## START SUPPLIED MATERIAL

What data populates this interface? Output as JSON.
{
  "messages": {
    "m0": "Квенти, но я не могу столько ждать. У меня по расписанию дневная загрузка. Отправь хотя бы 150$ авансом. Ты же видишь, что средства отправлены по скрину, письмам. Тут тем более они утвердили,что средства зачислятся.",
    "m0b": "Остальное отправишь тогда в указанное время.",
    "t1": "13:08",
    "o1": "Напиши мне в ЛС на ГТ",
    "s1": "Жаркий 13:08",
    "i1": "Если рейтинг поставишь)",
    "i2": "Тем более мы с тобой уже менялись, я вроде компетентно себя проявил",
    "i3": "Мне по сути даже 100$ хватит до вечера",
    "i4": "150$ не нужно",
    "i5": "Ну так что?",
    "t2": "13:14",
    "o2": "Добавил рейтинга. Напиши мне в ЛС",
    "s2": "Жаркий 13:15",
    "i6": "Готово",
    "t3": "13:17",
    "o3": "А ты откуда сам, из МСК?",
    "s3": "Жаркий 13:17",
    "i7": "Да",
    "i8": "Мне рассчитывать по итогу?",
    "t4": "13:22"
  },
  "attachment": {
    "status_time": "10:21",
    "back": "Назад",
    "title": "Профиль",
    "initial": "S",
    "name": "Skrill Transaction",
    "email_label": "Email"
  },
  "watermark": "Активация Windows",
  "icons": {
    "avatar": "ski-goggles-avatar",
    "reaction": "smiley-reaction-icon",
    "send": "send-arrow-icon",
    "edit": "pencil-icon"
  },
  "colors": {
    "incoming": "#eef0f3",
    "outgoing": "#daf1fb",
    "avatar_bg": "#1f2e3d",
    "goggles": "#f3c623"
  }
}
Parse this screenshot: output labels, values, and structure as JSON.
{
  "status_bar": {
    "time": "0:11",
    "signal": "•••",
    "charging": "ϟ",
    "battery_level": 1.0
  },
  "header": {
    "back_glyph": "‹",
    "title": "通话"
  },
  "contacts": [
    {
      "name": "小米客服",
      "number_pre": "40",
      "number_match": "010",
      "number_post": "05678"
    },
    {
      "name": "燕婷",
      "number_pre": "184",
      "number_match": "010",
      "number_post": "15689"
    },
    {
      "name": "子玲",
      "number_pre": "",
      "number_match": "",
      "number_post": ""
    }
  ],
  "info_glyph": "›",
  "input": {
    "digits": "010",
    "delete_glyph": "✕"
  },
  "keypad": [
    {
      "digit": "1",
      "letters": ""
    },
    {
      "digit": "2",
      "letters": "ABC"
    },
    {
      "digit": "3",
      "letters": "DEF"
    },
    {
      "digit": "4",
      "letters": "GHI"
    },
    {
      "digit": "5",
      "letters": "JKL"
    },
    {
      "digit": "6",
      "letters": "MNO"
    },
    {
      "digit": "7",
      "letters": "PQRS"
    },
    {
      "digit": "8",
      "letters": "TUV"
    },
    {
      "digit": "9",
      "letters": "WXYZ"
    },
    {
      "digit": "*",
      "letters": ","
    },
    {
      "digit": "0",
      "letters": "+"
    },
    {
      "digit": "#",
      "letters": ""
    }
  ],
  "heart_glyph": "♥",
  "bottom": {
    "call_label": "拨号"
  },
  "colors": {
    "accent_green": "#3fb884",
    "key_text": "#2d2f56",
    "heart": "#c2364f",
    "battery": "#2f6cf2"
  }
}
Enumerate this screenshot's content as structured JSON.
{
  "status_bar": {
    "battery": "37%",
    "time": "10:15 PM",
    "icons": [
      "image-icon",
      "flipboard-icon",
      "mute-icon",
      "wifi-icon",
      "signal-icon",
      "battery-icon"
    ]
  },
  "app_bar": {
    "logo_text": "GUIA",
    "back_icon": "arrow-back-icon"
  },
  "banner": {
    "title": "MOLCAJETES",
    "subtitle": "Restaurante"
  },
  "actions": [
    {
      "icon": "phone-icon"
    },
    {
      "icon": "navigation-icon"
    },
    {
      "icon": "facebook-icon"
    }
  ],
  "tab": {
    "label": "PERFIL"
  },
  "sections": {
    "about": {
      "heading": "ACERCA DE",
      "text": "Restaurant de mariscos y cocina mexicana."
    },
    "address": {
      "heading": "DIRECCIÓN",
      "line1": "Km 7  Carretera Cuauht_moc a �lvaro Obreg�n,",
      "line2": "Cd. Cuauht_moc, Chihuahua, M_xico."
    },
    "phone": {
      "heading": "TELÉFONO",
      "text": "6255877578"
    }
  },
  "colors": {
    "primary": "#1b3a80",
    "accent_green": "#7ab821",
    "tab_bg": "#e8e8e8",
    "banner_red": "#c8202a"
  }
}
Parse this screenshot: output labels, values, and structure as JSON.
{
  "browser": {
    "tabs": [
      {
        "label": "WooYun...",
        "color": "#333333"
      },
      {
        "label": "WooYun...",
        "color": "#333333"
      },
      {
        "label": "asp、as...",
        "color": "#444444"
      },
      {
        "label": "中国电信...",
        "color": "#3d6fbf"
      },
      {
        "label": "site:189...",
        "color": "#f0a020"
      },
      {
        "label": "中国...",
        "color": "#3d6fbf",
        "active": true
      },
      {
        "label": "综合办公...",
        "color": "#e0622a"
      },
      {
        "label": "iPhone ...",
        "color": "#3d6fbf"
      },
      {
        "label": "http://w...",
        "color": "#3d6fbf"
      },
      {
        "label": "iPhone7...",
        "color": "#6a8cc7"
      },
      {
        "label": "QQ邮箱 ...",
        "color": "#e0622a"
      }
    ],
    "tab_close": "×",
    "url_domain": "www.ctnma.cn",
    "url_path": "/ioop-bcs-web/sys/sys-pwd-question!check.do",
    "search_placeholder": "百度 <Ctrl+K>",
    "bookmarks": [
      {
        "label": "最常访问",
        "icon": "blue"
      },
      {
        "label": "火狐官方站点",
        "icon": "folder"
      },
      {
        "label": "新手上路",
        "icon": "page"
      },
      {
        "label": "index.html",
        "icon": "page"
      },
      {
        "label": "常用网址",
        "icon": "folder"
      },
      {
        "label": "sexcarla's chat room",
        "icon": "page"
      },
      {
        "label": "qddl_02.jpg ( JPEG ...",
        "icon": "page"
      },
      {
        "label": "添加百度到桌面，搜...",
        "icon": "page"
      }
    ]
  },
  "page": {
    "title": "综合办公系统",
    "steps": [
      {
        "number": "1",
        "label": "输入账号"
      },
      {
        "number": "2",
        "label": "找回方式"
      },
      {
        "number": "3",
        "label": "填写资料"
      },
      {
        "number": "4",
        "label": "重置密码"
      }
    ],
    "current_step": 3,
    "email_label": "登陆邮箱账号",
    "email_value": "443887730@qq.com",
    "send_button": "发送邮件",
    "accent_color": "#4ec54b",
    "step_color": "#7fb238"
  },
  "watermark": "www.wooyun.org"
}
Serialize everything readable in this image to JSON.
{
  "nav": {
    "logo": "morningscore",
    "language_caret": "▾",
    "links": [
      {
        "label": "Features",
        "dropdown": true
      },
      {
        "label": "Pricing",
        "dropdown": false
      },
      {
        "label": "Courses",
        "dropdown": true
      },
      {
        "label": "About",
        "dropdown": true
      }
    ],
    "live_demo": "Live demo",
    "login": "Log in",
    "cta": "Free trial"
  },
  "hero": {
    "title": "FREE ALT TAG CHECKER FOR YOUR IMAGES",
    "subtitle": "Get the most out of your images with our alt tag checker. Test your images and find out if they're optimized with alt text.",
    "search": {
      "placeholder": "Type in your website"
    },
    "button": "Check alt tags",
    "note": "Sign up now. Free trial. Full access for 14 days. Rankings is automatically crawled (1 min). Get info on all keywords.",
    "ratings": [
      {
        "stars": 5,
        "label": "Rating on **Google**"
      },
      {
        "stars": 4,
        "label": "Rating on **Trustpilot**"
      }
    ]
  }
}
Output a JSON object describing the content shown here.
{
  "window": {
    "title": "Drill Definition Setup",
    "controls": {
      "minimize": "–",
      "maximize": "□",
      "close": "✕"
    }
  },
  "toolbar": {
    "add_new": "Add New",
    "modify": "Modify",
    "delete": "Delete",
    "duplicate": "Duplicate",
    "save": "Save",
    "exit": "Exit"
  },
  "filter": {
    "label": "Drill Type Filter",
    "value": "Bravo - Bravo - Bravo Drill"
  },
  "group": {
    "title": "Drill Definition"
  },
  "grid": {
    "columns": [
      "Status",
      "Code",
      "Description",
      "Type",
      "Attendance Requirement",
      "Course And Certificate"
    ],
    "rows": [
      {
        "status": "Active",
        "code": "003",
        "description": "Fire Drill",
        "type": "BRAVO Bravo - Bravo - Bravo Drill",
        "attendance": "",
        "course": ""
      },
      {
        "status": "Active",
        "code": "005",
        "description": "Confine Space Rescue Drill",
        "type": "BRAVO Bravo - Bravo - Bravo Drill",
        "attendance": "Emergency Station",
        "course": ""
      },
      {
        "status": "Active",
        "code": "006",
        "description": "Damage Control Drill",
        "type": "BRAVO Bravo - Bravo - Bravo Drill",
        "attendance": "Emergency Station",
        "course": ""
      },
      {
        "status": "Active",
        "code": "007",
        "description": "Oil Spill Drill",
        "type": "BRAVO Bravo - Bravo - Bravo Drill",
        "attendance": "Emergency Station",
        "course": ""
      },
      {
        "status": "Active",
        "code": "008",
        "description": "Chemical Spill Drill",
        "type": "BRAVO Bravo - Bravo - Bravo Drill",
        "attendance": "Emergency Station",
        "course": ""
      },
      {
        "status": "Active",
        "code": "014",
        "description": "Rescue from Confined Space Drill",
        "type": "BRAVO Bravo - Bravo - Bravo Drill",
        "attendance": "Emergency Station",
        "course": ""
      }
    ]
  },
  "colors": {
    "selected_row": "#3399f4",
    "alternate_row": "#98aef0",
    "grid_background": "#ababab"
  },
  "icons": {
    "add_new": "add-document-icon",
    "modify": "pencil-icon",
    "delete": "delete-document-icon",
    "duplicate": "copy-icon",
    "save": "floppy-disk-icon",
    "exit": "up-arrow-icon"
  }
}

## END SUPPLIED MATERIAL

*WHAT THE EXERCISE ASKS*.
Pull every line containing the word "goggles" out of the entries above.

*FINISHED EXERCISE*.
    "avatar": "ski-goggles-avatar",
    "goggles": "#f3c623"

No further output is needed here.